- **DESCRIPTION OF THE TASK**: Output only the lines that run from the line holding "OCR this image." to the end of the data below, including both ends, without any pictures.

- **EXTRACTED MATERIAL**:

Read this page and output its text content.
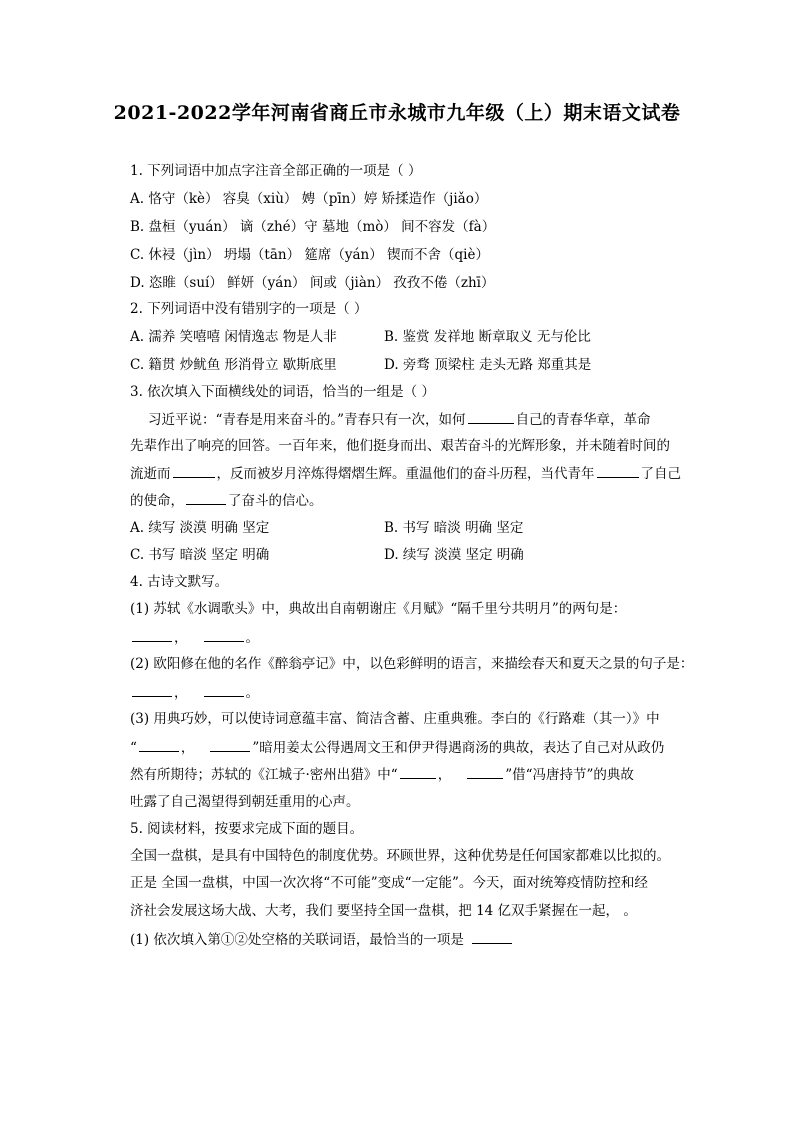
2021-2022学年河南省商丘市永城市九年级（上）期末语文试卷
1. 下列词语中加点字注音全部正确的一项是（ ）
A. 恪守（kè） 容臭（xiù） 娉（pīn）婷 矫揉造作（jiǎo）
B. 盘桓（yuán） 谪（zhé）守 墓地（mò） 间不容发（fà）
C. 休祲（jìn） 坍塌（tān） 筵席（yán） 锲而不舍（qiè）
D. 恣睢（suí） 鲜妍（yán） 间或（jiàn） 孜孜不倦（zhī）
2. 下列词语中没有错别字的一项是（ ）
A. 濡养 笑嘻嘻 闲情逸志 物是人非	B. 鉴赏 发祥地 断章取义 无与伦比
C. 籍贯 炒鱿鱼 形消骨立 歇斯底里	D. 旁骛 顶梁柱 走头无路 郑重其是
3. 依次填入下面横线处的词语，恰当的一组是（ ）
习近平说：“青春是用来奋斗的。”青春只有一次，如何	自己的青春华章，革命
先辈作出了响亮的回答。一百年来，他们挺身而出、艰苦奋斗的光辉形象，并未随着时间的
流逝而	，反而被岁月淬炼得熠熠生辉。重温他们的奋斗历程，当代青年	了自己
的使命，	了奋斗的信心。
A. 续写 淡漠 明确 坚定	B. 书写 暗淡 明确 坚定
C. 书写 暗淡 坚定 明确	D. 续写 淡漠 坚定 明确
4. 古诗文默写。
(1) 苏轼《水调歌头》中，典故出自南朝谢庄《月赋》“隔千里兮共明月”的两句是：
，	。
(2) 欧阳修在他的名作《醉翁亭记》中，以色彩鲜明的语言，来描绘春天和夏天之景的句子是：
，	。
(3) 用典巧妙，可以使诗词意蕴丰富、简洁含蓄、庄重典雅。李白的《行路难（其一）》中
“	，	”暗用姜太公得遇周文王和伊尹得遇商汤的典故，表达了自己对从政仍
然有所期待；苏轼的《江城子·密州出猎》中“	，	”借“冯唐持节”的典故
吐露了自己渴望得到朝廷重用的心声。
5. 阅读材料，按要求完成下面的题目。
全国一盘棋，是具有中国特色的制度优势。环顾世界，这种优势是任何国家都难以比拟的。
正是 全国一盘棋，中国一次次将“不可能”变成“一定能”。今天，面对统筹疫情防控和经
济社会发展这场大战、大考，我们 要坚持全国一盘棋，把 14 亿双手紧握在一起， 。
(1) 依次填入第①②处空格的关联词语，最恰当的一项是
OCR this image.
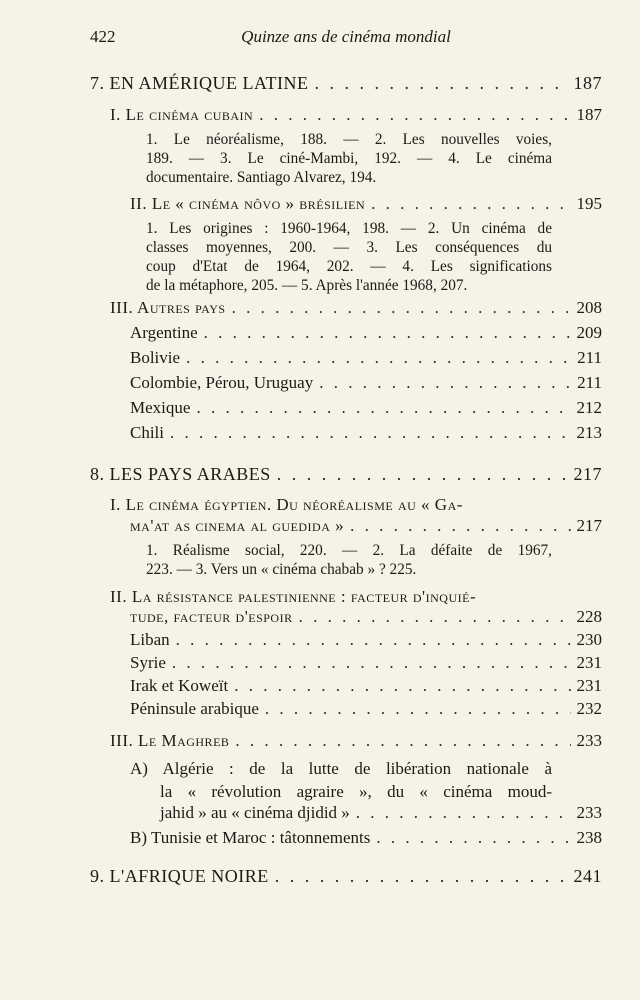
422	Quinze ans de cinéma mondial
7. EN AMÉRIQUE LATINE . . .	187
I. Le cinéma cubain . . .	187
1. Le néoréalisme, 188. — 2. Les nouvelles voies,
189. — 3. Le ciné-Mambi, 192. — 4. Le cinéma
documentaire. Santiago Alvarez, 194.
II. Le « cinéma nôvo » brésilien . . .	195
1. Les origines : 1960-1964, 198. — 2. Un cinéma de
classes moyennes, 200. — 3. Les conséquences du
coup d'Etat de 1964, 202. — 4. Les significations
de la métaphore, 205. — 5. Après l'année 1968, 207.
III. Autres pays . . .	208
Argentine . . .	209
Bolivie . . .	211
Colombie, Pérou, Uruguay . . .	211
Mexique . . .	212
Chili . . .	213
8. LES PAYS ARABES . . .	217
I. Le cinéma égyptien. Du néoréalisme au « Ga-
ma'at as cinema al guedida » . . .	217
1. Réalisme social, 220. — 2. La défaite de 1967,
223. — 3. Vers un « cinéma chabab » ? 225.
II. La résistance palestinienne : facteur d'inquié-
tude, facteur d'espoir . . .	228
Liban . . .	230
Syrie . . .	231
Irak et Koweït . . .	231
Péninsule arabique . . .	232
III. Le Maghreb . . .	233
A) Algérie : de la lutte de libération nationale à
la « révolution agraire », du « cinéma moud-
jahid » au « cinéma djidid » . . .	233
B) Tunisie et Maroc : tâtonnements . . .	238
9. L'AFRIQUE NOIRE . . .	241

- **FINISHED ANSWER**:
OCR this image.
422	Quinze ans de cinéma mondial
7. EN AMÉRIQUE LATINE . . .	187
I. Le cinéma cubain . . .	187
1. Le néoréalisme, 188. — 2. Les nouvelles voies,
189. — 3. Le ciné-Mambi, 192. — 4. Le cinéma
documentaire. Santiago Alvarez, 194.
II. Le « cinéma nôvo » brésilien . . .	195
1. Les origines : 1960-1964, 198. — 2. Un cinéma de
classes moyennes, 200. — 3. Les conséquences du
coup d'Etat de 1964, 202. — 4. Les significations
de la métaphore, 205. — 5. Après l'année 1968, 207.
III. Autres pays . . .	208
Argentine . . .	209
Bolivie . . .	211
Colombie, Pérou, Uruguay . . .	211
Mexique . . .	212
Chili . . .	213
8. LES PAYS ARABES . . .	217
I. Le cinéma égyptien. Du néoréalisme au « Ga-
ma'at as cinema al guedida » . . .	217
1. Réalisme social, 220. — 2. La défaite de 1967,
223. — 3. Vers un « cinéma chabab » ? 225.
II. La résistance palestinienne : facteur d'inquié-
tude, facteur d'espoir . . .	228
Liban . . .	230
Syrie . . .	231
Irak et Koweït . . .	231
Péninsule arabique . . .	232
III. Le Maghreb . . .	233
A) Algérie : de la lutte de libération nationale à
la « révolution agraire », du « cinéma moud-
jahid » au « cinéma djidid » . . .	233
B) Tunisie et Maroc : tâtonnements . . .	238
9. L'AFRIQUE NOIRE . . .	241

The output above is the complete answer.